#### WHAT IS NEEDED
State the number of lines below in which the word "first" appears. Nothing else belongs in the answer.

#### Stored data
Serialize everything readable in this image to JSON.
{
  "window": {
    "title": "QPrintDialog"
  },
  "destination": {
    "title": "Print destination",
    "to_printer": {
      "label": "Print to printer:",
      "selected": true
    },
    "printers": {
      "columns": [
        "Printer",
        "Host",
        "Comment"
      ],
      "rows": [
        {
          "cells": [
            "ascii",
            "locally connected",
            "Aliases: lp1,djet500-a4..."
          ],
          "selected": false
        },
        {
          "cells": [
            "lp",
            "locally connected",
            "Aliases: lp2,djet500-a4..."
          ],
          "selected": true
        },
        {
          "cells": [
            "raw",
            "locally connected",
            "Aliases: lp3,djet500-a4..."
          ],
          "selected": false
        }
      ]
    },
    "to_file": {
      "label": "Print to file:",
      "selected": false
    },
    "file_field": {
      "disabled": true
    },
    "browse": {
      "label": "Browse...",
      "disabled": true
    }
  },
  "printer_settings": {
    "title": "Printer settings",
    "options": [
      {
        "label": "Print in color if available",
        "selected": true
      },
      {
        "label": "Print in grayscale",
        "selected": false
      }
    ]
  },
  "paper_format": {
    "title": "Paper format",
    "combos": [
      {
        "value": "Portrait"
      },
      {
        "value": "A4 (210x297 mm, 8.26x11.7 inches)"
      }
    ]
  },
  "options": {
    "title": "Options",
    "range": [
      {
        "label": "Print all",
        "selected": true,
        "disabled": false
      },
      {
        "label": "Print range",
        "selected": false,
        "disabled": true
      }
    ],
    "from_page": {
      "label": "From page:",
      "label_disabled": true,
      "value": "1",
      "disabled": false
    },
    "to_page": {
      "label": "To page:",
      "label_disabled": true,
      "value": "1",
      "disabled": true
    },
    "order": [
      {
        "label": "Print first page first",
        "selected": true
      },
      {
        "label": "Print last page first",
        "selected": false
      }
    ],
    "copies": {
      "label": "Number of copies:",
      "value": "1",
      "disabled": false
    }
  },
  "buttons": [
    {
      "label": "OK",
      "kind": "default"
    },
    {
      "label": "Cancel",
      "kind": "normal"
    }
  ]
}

#### TASK RESPONSE
2